## EXERCISE DESCRIPTION
Extract, from the records beneath this instruction, each line that contains the word "停产停业".

## MATERIALS PROVIDED
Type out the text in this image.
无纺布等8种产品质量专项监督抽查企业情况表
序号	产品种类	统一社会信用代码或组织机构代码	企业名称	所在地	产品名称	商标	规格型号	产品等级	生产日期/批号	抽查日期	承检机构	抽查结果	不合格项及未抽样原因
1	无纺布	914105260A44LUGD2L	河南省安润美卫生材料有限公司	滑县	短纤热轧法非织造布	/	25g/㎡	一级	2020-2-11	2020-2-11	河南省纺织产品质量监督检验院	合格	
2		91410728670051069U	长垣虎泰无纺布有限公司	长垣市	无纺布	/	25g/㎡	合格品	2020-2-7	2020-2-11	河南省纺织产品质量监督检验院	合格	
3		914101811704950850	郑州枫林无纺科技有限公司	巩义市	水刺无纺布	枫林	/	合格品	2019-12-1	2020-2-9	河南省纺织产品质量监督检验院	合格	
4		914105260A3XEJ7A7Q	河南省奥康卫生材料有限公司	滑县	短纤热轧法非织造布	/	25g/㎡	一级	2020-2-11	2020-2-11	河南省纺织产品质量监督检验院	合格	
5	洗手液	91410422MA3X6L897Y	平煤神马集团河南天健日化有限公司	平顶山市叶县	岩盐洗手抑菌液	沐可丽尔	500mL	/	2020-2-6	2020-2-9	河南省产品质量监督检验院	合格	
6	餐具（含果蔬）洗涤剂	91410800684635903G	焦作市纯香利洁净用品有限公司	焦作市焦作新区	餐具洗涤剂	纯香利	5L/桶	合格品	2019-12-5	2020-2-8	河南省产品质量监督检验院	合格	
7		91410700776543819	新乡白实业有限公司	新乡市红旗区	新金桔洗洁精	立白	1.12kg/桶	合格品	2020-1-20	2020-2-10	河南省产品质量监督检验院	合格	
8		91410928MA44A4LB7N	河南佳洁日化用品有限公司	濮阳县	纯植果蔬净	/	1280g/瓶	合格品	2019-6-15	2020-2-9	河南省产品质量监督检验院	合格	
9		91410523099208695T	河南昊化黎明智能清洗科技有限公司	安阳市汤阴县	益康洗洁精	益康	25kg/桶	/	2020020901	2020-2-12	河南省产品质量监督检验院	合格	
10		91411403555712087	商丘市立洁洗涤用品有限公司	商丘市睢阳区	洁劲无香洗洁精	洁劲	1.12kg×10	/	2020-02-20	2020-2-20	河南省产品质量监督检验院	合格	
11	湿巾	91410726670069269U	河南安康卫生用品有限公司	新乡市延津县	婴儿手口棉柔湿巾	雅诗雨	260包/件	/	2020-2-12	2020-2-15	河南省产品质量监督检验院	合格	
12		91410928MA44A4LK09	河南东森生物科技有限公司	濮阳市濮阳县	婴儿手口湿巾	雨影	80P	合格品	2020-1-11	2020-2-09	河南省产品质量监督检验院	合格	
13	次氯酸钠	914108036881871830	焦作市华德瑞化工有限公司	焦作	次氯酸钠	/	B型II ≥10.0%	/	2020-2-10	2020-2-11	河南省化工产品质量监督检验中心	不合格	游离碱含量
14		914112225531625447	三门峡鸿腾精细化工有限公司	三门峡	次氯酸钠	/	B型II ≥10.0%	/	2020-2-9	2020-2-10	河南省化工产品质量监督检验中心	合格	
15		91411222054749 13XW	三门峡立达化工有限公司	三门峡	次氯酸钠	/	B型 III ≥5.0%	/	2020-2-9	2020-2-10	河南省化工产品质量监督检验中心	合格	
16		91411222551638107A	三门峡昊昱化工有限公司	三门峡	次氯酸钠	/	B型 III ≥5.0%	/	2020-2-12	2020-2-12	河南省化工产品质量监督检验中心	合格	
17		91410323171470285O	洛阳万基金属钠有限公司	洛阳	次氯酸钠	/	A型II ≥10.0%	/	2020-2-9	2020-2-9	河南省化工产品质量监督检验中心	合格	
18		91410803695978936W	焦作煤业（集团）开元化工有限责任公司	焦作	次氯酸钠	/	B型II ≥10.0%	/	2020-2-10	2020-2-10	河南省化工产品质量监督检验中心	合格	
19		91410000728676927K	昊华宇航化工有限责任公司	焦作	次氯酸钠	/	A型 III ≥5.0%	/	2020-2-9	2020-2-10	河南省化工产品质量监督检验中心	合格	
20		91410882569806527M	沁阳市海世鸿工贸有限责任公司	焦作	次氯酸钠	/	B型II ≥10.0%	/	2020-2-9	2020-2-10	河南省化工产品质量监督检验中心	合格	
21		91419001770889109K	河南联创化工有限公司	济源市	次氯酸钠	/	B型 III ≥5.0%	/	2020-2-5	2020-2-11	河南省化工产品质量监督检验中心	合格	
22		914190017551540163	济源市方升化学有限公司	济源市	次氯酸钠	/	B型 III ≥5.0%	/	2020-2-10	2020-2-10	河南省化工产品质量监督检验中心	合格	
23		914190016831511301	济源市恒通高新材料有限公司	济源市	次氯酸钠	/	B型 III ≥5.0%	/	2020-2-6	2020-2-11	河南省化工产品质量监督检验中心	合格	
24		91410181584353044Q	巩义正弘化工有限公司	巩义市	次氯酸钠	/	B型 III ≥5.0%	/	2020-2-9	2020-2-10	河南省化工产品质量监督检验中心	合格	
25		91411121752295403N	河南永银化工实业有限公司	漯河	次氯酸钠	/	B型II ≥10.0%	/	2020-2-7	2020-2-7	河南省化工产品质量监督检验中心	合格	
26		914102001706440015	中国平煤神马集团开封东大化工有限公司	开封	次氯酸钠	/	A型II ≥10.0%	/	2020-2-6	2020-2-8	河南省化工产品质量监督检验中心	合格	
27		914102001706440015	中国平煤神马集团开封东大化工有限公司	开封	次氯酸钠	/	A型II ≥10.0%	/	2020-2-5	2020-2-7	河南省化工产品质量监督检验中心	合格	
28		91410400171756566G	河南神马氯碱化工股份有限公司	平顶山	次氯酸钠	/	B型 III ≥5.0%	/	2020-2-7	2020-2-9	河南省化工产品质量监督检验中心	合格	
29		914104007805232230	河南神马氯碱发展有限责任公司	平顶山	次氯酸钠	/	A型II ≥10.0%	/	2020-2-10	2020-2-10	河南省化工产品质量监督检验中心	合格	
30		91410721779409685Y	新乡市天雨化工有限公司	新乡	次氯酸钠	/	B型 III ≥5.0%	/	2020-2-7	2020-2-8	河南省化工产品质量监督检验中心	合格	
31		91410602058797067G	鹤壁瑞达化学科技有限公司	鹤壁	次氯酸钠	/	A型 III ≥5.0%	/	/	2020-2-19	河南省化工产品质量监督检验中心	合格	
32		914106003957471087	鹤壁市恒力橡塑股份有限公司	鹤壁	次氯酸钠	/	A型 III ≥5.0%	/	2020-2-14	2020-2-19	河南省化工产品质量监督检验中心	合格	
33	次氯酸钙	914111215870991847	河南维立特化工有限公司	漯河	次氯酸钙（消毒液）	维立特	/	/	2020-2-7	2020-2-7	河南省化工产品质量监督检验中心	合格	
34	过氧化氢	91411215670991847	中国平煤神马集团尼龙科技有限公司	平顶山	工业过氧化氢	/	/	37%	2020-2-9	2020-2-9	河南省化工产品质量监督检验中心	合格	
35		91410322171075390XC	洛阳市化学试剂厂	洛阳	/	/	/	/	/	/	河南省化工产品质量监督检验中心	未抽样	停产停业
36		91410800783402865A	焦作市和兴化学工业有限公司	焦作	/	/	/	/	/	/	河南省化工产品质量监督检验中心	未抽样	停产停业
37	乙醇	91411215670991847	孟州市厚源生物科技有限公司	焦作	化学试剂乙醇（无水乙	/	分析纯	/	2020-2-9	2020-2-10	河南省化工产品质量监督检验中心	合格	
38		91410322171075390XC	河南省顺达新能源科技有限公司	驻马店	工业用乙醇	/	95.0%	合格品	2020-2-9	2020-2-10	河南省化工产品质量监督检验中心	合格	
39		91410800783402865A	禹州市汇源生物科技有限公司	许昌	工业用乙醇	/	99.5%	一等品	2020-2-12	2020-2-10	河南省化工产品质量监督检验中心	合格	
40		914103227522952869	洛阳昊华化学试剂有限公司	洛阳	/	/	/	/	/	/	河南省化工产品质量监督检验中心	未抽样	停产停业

## RESPONSE
35		91410322171075390XC	洛阳市化学试剂厂	洛阳	/	/	/	/	/	/	河南省化工产品质量监督检验中心	未抽样	停产停业
36		91410800783402865A	焦作市和兴化学工业有限公司	焦作	/	/	/	/	/	/	河南省化工产品质量监督检验中心	未抽样	停产停业
40		914103227522952869	洛阳昊华化学试剂有限公司	洛阳	/	/	/	/	/	/	河南省化工产品质量监督检验中心	未抽样	停产停业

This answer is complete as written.